▶ [PROBLEM DETAILS]: Examine each line of the data. Copy those that contain the string "from".

▶ [LISTED ENTRIES]:
________
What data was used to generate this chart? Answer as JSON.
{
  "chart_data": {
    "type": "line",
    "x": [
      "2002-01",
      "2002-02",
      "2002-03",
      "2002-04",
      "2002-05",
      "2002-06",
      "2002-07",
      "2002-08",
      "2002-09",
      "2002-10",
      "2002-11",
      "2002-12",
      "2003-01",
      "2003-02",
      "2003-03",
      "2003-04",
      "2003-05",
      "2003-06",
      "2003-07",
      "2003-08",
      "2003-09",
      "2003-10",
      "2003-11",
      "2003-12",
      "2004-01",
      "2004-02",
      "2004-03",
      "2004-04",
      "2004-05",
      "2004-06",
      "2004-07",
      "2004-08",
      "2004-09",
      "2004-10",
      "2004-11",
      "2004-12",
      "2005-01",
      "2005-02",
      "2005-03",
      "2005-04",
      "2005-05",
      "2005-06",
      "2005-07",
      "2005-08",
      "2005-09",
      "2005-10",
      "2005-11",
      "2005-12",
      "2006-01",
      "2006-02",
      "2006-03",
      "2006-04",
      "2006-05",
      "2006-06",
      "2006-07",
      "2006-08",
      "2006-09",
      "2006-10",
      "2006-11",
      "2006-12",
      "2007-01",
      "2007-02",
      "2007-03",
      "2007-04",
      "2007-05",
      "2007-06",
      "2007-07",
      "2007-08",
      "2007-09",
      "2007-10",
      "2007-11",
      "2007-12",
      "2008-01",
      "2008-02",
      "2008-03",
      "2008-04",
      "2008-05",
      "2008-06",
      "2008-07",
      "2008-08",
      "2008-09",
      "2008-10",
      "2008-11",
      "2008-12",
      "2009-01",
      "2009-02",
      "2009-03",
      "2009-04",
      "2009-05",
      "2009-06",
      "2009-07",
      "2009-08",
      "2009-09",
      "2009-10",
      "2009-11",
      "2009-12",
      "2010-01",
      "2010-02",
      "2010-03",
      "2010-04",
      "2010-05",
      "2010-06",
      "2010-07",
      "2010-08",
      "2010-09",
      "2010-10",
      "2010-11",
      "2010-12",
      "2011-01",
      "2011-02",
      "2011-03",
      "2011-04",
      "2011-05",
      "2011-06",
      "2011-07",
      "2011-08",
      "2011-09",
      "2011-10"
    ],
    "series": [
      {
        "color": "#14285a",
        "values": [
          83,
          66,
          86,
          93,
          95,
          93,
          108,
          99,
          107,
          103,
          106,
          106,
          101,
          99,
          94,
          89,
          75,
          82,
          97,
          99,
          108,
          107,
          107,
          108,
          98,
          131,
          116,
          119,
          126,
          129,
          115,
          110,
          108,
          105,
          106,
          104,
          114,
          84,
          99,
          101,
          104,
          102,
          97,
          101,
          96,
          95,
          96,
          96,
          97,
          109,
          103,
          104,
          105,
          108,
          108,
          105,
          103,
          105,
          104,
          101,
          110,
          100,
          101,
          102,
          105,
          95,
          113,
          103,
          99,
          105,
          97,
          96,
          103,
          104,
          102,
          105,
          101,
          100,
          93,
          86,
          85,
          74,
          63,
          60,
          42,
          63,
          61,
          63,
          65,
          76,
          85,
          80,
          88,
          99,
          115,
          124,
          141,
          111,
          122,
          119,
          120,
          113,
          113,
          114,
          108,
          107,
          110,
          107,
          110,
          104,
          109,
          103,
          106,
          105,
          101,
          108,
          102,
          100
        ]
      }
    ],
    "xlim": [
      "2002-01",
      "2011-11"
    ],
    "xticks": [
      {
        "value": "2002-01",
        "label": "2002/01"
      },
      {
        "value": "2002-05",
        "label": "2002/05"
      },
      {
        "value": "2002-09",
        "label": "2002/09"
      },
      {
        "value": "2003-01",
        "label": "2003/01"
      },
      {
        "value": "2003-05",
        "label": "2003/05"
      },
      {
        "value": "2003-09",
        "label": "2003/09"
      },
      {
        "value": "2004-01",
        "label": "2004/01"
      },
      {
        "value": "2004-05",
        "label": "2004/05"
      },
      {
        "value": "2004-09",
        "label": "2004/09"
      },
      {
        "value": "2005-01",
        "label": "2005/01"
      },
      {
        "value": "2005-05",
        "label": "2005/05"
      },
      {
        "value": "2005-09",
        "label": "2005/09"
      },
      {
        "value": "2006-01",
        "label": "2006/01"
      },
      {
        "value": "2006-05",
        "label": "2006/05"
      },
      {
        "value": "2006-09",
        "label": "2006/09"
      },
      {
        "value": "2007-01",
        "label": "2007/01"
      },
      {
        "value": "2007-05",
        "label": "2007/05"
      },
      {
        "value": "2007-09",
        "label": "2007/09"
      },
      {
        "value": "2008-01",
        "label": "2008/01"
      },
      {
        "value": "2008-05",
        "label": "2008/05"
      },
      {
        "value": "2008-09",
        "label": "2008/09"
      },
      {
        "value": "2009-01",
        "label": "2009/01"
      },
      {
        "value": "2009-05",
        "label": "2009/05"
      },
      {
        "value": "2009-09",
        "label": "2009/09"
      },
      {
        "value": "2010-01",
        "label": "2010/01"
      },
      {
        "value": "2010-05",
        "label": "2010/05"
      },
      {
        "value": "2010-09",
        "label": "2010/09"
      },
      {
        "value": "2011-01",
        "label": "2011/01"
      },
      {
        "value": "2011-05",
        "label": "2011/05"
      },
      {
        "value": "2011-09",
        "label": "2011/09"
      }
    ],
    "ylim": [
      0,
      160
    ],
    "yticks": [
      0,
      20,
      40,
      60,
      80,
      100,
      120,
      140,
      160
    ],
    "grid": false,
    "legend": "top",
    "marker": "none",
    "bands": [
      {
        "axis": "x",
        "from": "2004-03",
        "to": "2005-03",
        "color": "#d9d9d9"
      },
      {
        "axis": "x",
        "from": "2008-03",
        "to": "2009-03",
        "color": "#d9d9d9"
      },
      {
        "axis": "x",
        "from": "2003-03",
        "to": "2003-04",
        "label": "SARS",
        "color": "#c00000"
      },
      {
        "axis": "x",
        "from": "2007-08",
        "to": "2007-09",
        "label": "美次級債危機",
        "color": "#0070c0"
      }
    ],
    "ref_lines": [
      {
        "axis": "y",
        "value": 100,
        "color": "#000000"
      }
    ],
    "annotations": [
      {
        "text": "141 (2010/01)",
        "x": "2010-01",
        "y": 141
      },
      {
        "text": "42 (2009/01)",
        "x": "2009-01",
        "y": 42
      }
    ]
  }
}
________
▶ [WORKED ANSWER]:
        "from": "2004-03",
        "from": "2008-03",
        "from": "2003-03",
        "from": "2007-08",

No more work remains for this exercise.